Repeat the material in full. Keep every line exactly as it is.

- _Given records_
****************
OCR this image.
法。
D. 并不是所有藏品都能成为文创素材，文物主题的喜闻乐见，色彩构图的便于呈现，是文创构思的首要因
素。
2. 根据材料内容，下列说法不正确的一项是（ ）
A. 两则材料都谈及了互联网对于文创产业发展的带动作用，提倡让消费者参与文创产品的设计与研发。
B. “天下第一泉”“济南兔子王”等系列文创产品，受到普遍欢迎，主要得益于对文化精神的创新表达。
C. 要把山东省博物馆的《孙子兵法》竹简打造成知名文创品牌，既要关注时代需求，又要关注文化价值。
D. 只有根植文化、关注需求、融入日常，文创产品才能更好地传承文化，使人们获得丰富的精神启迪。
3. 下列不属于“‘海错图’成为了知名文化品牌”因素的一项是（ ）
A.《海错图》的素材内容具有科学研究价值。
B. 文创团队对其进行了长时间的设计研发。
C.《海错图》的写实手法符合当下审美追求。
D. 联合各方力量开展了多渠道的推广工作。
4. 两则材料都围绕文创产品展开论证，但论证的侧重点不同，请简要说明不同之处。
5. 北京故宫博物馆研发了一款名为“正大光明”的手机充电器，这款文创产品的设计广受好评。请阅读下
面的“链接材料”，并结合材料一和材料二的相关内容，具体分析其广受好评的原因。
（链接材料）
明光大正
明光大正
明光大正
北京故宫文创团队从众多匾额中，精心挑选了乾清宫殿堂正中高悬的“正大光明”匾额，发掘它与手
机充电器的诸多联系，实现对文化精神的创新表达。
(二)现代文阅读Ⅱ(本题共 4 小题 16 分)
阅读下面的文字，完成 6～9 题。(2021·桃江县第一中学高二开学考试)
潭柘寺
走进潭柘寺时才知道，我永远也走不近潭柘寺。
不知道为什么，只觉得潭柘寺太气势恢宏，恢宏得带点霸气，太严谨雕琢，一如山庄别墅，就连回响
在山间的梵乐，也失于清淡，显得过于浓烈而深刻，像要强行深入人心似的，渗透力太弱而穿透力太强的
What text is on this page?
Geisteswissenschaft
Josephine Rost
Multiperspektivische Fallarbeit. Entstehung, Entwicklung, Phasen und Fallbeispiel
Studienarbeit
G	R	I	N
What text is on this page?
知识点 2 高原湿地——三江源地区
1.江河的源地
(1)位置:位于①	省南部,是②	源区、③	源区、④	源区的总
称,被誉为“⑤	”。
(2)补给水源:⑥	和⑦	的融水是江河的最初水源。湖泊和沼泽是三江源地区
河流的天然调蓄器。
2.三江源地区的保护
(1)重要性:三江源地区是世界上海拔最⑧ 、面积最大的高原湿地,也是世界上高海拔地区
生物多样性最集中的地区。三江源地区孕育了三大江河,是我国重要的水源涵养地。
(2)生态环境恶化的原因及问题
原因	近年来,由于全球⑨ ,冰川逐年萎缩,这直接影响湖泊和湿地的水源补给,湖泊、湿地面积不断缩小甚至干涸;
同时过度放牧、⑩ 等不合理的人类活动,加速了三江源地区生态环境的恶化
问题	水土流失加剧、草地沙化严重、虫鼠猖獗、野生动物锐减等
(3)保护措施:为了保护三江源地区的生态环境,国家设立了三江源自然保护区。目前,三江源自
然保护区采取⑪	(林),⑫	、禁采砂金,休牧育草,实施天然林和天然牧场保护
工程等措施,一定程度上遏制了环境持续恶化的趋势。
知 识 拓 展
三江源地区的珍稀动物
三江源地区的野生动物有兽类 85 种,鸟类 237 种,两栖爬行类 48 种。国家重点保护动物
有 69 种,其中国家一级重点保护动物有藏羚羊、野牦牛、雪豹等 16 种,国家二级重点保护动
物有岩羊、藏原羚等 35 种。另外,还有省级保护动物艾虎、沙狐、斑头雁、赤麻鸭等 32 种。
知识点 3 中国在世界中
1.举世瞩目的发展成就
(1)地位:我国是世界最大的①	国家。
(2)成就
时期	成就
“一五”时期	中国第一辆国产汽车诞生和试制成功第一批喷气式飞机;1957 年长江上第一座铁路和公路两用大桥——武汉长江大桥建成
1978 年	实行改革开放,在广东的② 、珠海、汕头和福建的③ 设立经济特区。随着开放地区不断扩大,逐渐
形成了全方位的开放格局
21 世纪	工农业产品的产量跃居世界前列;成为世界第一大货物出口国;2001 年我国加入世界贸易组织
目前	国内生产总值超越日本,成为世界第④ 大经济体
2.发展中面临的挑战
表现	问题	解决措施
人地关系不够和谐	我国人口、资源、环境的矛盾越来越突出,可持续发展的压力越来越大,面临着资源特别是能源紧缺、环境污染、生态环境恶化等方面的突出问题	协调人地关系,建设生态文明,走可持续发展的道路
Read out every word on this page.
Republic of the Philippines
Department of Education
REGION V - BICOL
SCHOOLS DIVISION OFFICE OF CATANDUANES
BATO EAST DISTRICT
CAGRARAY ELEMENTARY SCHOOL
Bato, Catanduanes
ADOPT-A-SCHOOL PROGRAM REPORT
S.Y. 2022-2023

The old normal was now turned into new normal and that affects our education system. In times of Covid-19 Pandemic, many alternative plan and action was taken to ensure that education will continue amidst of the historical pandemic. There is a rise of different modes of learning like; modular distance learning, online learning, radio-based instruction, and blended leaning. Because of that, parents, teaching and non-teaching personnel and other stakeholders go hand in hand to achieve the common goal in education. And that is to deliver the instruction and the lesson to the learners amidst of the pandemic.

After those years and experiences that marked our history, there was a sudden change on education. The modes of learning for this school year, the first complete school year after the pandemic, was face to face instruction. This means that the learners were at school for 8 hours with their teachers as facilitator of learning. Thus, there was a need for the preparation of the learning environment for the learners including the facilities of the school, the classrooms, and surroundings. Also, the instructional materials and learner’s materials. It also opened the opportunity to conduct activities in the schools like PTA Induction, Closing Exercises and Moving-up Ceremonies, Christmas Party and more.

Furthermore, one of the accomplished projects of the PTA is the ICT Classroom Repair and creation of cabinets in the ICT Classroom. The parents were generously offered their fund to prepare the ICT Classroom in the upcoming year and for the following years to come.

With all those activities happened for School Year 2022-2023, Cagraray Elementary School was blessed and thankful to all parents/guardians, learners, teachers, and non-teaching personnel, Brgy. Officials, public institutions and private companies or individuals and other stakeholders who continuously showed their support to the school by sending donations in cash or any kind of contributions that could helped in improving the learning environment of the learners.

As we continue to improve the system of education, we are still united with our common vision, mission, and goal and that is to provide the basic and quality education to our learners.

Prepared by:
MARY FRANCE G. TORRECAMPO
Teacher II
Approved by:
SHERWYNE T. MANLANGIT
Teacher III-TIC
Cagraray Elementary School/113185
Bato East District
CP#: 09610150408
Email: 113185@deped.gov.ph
****************
- _Result_
OCR this image.
法。
D. 并不是所有藏品都能成为文创素材，文物主题的喜闻乐见，色彩构图的便于呈现，是文创构思的首要因
素。
2. 根据材料内容，下列说法不正确的一项是（ ）
A. 两则材料都谈及了互联网对于文创产业发展的带动作用，提倡让消费者参与文创产品的设计与研发。
B. “天下第一泉”“济南兔子王”等系列文创产品，受到普遍欢迎，主要得益于对文化精神的创新表达。
C. 要把山东省博物馆的《孙子兵法》竹简打造成知名文创品牌，既要关注时代需求，又要关注文化价值。
D. 只有根植文化、关注需求、融入日常，文创产品才能更好地传承文化，使人们获得丰富的精神启迪。
3. 下列不属于“‘海错图’成为了知名文化品牌”因素的一项是（ ）
A.《海错图》的素材内容具有科学研究价值。
B. 文创团队对其进行了长时间的设计研发。
C.《海错图》的写实手法符合当下审美追求。
D. 联合各方力量开展了多渠道的推广工作。
4. 两则材料都围绕文创产品展开论证，但论证的侧重点不同，请简要说明不同之处。
5. 北京故宫博物馆研发了一款名为“正大光明”的手机充电器，这款文创产品的设计广受好评。请阅读下
面的“链接材料”，并结合材料一和材料二的相关内容，具体分析其广受好评的原因。
（链接材料）
明光大正
明光大正
明光大正
北京故宫文创团队从众多匾额中，精心挑选了乾清宫殿堂正中高悬的“正大光明”匾额，发掘它与手
机充电器的诸多联系，实现对文化精神的创新表达。
(二)现代文阅读Ⅱ(本题共 4 小题 16 分)
阅读下面的文字，完成 6～9 题。(2021·桃江县第一中学高二开学考试)
潭柘寺
走进潭柘寺时才知道，我永远也走不近潭柘寺。
不知道为什么，只觉得潭柘寺太气势恢宏，恢宏得带点霸气，太严谨雕琢，一如山庄别墅，就连回响
在山间的梵乐，也失于清淡，显得过于浓烈而深刻，像要强行深入人心似的，渗透力太弱而穿透力太强的
What text is on this page?
Geisteswissenschaft
Josephine Rost
Multiperspektivische Fallarbeit. Entstehung, Entwicklung, Phasen und Fallbeispiel
Studienarbeit
G	R	I	N
What text is on this page?
知识点 2 高原湿地——三江源地区
1.江河的源地
(1)位置:位于①	省南部,是②	源区、③	源区、④	源区的总
称,被誉为“⑤	”。
(2)补给水源:⑥	和⑦	的融水是江河的最初水源。湖泊和沼泽是三江源地区
河流的天然调蓄器。
2.三江源地区的保护
(1)重要性:三江源地区是世界上海拔最⑧ 、面积最大的高原湿地,也是世界上高海拔地区
生物多样性最集中的地区。三江源地区孕育了三大江河,是我国重要的水源涵养地。
(2)生态环境恶化的原因及问题
原因	近年来,由于全球⑨ ,冰川逐年萎缩,这直接影响湖泊和湿地的水源补给,湖泊、湿地面积不断缩小甚至干涸;
同时过度放牧、⑩ 等不合理的人类活动,加速了三江源地区生态环境的恶化
问题	水土流失加剧、草地沙化严重、虫鼠猖獗、野生动物锐减等
(3)保护措施:为了保护三江源地区的生态环境,国家设立了三江源自然保护区。目前,三江源自
然保护区采取⑪	(林),⑫	、禁采砂金,休牧育草,实施天然林和天然牧场保护
工程等措施,一定程度上遏制了环境持续恶化的趋势。
知 识 拓 展
三江源地区的珍稀动物
三江源地区的野生动物有兽类 85 种,鸟类 237 种,两栖爬行类 48 种。国家重点保护动物
有 69 种,其中国家一级重点保护动物有藏羚羊、野牦牛、雪豹等 16 种,国家二级重点保护动
物有岩羊、藏原羚等 35 种。另外,还有省级保护动物艾虎、沙狐、斑头雁、赤麻鸭等 32 种。
知识点 3 中国在世界中
1.举世瞩目的发展成就
(1)地位:我国是世界最大的①	国家。
(2)成就
时期	成就
“一五”时期	中国第一辆国产汽车诞生和试制成功第一批喷气式飞机;1957 年长江上第一座铁路和公路两用大桥——武汉长江大桥建成
1978 年	实行改革开放,在广东的② 、珠海、汕头和福建的③ 设立经济特区。随着开放地区不断扩大,逐渐
形成了全方位的开放格局
21 世纪	工农业产品的产量跃居世界前列;成为世界第一大货物出口国;2001 年我国加入世界贸易组织
目前	国内生产总值超越日本,成为世界第④ 大经济体
2.发展中面临的挑战
表现	问题	解决措施
人地关系不够和谐	我国人口、资源、环境的矛盾越来越突出,可持续发展的压力越来越大,面临着资源特别是能源紧缺、环境污染、生态环境恶化等方面的突出问题	协调人地关系,建设生态文明,走可持续发展的道路
Read out every word on this page.
Republic of the Philippines
Department of Education
REGION V - BICOL
SCHOOLS DIVISION OFFICE OF CATANDUANES
BATO EAST DISTRICT
CAGRARAY ELEMENTARY SCHOOL
Bato, Catanduanes
ADOPT-A-SCHOOL PROGRAM REPORT
S.Y. 2022-2023

The old normal was now turned into new normal and that affects our education system. In times of Covid-19 Pandemic, many alternative plan and action was taken to ensure that education will continue amidst of the historical pandemic. There is a rise of different modes of learning like; modular distance learning, online learning, radio-based instruction, and blended leaning. Because of that, parents, teaching and non-teaching personnel and other stakeholders go hand in hand to achieve the common goal in education. And that is to deliver the instruction and the lesson to the learners amidst of the pandemic.

After those years and experiences that marked our history, there was a sudden change on education. The modes of learning for this school year, the first complete school year after the pandemic, was face to face instruction. This means that the learners were at school for 8 hours with their teachers as facilitator of learning. Thus, there was a need for the preparation of the learning environment for the learners including the facilities of the school, the classrooms, and surroundings. Also, the instructional materials and learner’s materials. It also opened the opportunity to conduct activities in the schools like PTA Induction, Closing Exercises and Moving-up Ceremonies, Christmas Party and more.

Furthermore, one of the accomplished projects of the PTA is the ICT Classroom Repair and creation of cabinets in the ICT Classroom. The parents were generously offered their fund to prepare the ICT Classroom in the upcoming year and for the following years to come.

With all those activities happened for School Year 2022-2023, Cagraray Elementary School was blessed and thankful to all parents/guardians, learners, teachers, and non-teaching personnel, Brgy. Officials, public institutions and private companies or individuals and other stakeholders who continuously showed their support to the school by sending donations in cash or any kind of contributions that could helped in improving the learning environment of the learners.

As we continue to improve the system of education, we are still united with our common vision, mission, and goal and that is to provide the basic and quality education to our learners.

Prepared by:
MARY FRANCE G. TORRECAMPO
Teacher II
Approved by:
SHERWYNE T. MANLANGIT
Teacher III-TIC
Cagraray Elementary School/113185
Bato East District
CP#: 09610150408
Email: 113185@deped.gov.ph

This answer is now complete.